--- START OF RECORD EXCERPTS ---

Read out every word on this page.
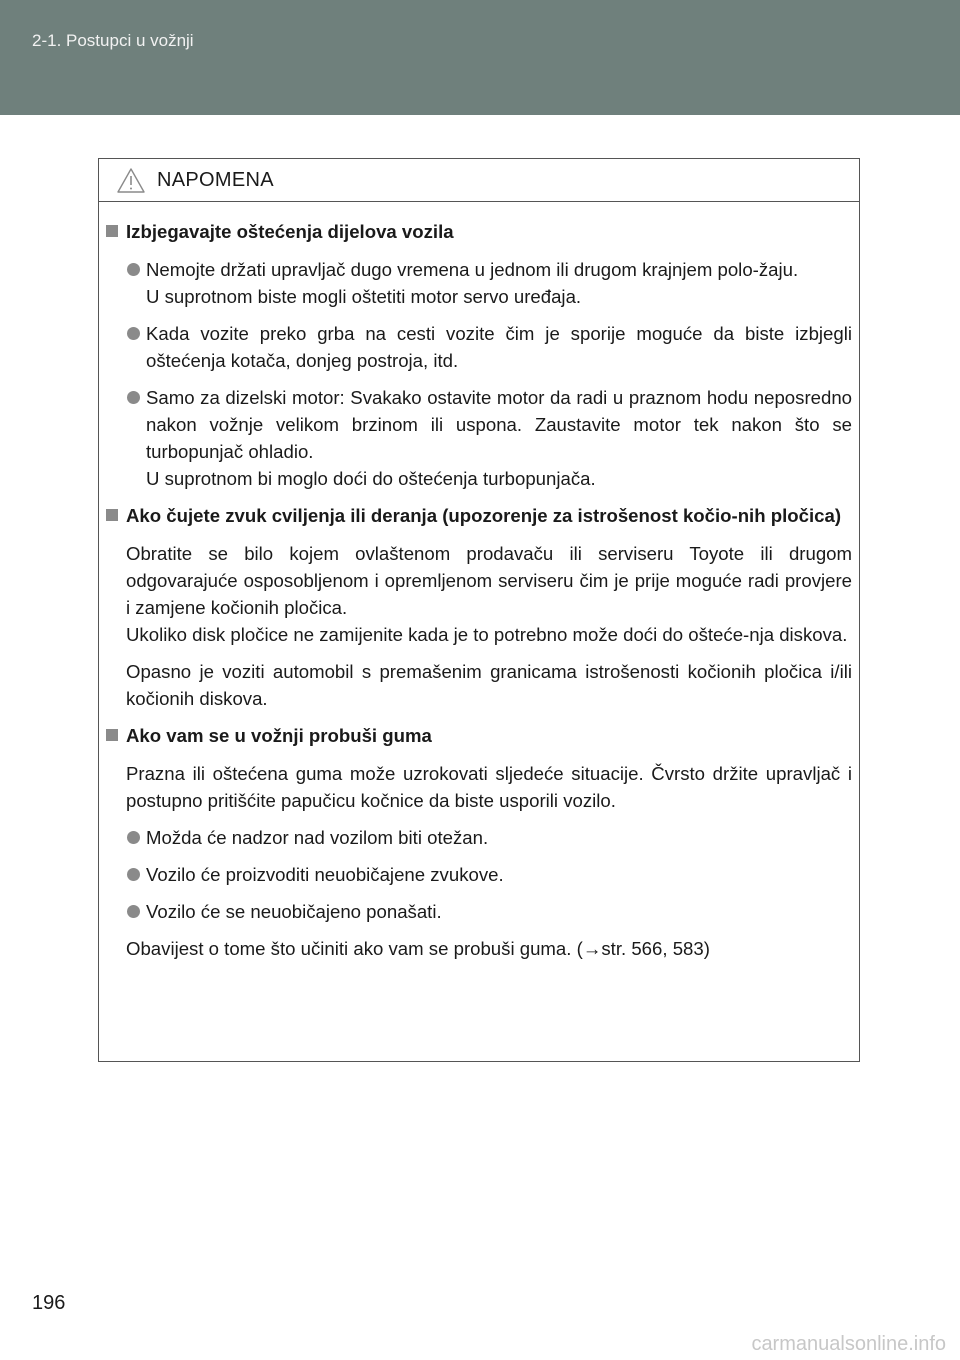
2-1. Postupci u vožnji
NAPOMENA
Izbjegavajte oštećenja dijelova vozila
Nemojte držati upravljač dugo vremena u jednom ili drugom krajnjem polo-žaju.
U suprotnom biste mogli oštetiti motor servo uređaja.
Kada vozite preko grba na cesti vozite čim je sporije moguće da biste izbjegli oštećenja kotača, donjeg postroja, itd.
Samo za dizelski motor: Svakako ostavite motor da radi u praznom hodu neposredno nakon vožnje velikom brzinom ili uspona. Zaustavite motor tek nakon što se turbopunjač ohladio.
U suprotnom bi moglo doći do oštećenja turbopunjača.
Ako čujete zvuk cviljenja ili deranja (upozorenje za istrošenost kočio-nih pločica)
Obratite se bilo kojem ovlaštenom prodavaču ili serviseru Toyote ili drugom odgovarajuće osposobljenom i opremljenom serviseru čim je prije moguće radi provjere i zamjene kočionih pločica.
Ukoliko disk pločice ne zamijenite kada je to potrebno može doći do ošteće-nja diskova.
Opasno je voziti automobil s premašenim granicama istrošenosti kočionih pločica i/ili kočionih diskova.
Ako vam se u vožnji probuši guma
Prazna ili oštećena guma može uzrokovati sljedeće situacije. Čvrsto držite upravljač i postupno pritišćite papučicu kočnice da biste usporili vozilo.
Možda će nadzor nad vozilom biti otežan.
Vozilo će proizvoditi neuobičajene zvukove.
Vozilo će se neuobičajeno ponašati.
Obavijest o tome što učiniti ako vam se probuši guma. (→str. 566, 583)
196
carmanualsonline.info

--- END OF RECORD EXCERPTS ---
--- START OF RECORD EXCERPTS ---

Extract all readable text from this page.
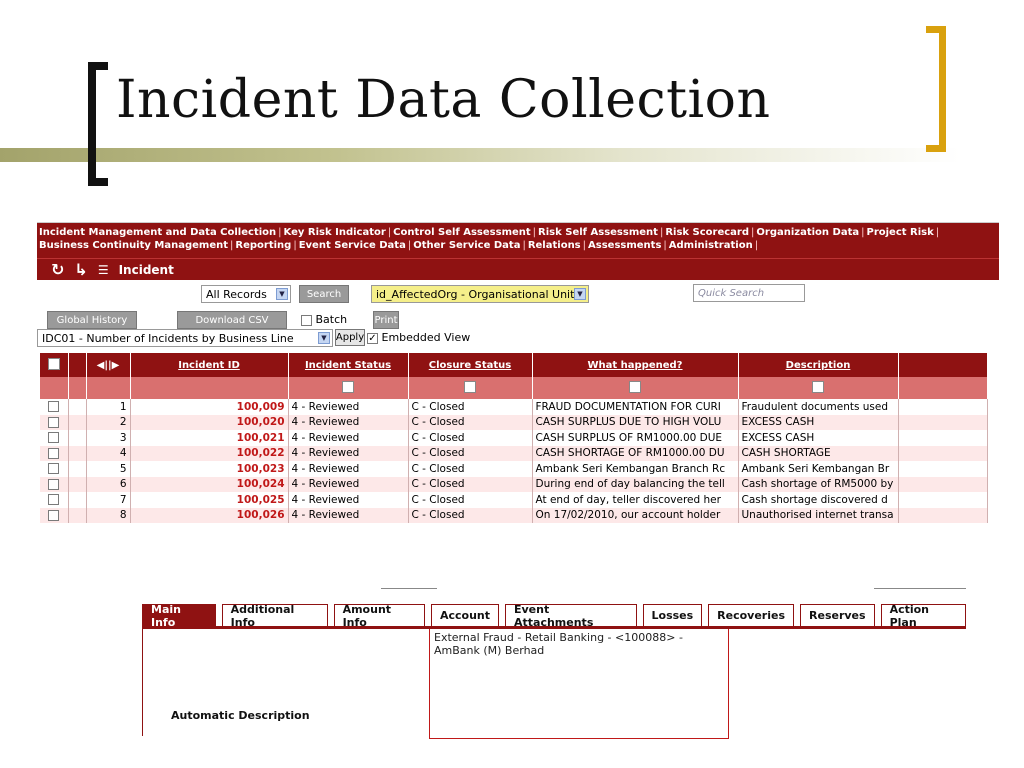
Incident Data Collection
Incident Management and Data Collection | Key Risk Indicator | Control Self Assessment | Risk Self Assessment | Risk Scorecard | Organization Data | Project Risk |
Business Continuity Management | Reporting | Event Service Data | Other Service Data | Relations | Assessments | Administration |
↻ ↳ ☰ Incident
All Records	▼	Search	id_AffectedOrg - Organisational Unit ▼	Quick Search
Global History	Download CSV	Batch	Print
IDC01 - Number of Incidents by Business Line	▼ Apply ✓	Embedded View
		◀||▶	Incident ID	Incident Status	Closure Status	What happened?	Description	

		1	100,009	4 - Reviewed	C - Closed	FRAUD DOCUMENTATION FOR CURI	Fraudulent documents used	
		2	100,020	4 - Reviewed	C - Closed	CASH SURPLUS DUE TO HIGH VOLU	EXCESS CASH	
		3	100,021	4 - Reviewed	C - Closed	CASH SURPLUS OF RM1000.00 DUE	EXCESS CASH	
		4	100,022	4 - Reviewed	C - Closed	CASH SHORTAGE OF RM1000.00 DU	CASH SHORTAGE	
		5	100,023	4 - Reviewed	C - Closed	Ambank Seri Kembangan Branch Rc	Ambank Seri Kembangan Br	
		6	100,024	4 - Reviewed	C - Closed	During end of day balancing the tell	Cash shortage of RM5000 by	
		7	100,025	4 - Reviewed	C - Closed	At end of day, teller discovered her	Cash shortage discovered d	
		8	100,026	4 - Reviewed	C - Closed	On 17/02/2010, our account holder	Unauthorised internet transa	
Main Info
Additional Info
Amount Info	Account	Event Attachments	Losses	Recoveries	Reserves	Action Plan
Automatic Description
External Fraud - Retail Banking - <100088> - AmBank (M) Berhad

--- END OF RECORD EXCERPTS ---
--- START OF RECORD EXCERPTS ---

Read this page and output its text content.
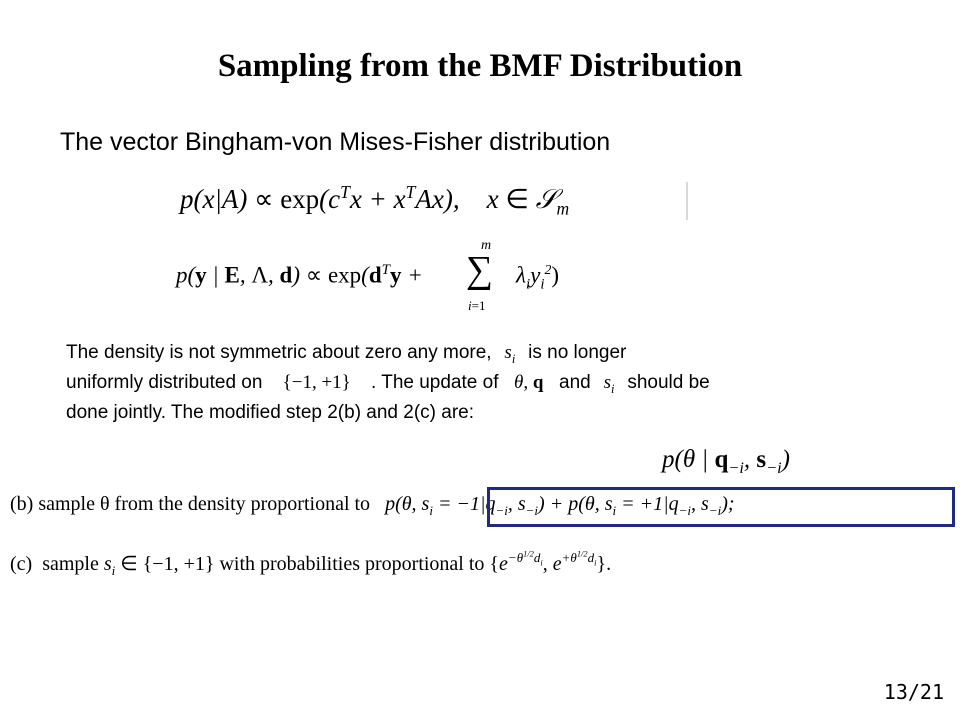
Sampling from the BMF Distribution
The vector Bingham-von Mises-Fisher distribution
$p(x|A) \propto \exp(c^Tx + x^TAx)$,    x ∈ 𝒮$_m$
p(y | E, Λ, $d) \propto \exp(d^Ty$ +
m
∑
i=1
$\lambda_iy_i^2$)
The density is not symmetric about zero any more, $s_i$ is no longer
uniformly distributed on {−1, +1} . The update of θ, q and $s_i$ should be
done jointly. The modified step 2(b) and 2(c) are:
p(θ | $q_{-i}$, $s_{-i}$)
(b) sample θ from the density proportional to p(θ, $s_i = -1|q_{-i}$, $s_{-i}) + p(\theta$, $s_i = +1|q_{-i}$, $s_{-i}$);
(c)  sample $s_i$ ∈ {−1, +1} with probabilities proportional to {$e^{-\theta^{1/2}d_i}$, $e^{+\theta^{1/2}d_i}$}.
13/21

--- END OF RECORD EXCERPTS ---

## WHAT IS ASKED
Each line that has the word "može" should be copied.

## THE RESPONSE
Ukoliko disk pločice ne zamijenite kada je to potrebno može doći do ošteće-nja diskova.
Prazna ili oštećena guma može uzrokovati sljedeće situacije. Čvrsto držite upravljač i postupno pritišćite papučicu kočnice da biste usporili vozilo.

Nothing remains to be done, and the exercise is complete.